> **Texto de lectura**:
════
Reflexiones de un practicante de karate-do
Durante toda mi infancia y parte de mi adolescencia no encontré actividad deportiva que me interesase. Probé ir al gimnasio, jugar al fútbol y al basket (obligado por la altura) y nada funcionó. Solo me interesaban los videojuegos, la historia y los cuentos de terror. No encontraba interés alguno en mover el cuerpo, y desde casa tampoco me presionaban sobre eso. Hoy día pienso que tal vez si hubiera ido a handball, el único deporte que practicaba en el colegio y me gustaba, quizás hubiera funcionado… al menos por un tiempo.
Alrededor de mis 16 o 17 años, por alguna razón que desconozco, comencé a practicar karate-do en Campana. Por motivos que aún todavía ignoro logré engancharme tanto que todavía hoy, a mis 34 años, sigo practicando esta centenaria arte marcial. Con idas y vueltas, recaídas y tropiezos, tengo ya unos 17 años de práctica encima. Lo mas importante dentro de las disciplinas marciales no son los cinturones, las competencias ganadas o los trofeos adquiridos, sino más bien el tiempo de práctica. Por supuesto que siempre se debe entrenar más y más, para lograr mejorar y aproximarse a un conocimiento técnico más certero y fidedigno, teniendo en cuenta que nunca se puede alcanzar la perfección en un arte marcial. Si una técnica es perfecta, no se puede corregir. Si no necesita corrección, ya no hay aprendizaje. Si no hay aprendizaje, no hay ningún camino del conocimiento que transitar. Si no hay camino que transitar, no hay karate-do que practicar, pues karate-do significa ‘el camino de la mano vacía’. Ahí está, en cierto punto, la diferencia entre el karate-do y los deportes tradicionales.
════
¿Podrías citar sin ningún cambio el fragmento del texto sobre el karate-do que va entre "Reflexiones de un" y "por un tiempo.", ambos incluidos?

> **Datos mostrados**:
════
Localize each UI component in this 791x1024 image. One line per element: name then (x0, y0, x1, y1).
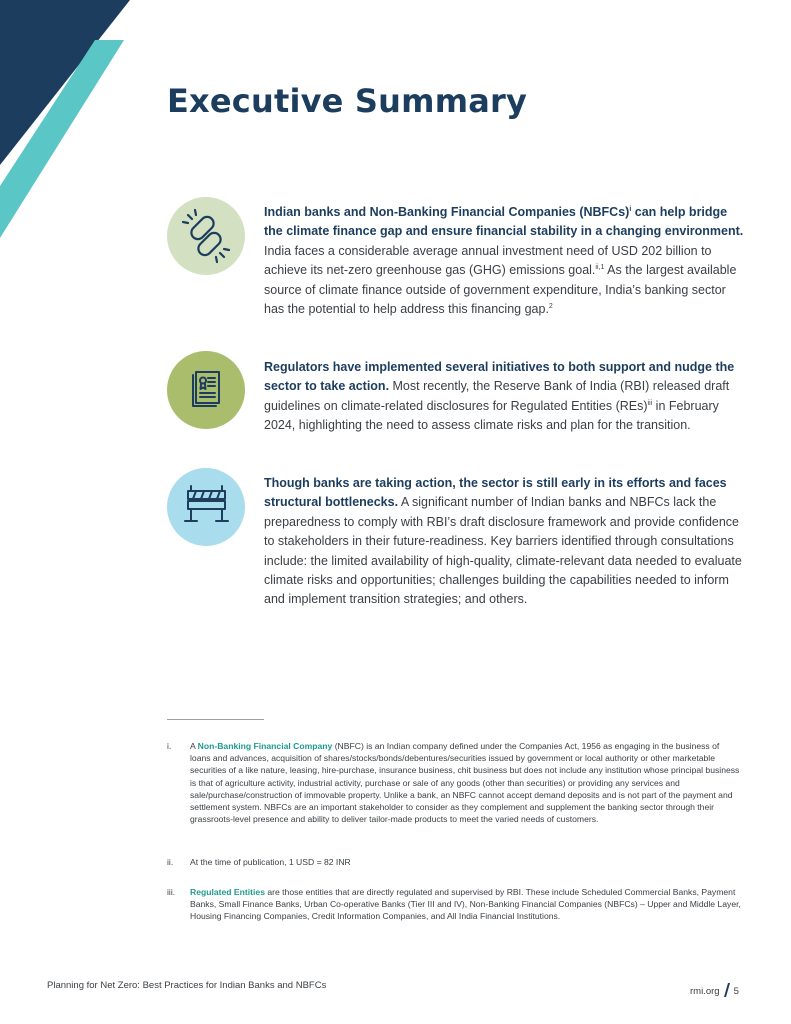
════
> **Resultado**:
Reflexiones de un practicante de karate-do
Durante toda mi infancia y parte de mi adolescencia no encontré actividad deportiva que me interesase. Probé ir al gimnasio, jugar al fútbol y al basket (obligado por la altura) y nada funcionó. Solo me interesaban los videojuegos, la historia y los cuentos de terror. No encontraba interés alguno en mover el cuerpo, y desde casa tampoco me presionaban sobre eso. Hoy día pienso que tal vez si hubiera ido a handball, el único deporte que practicaba en el colegio y me gustaba, quizás hubiera funcionado… al menos por un tiempo.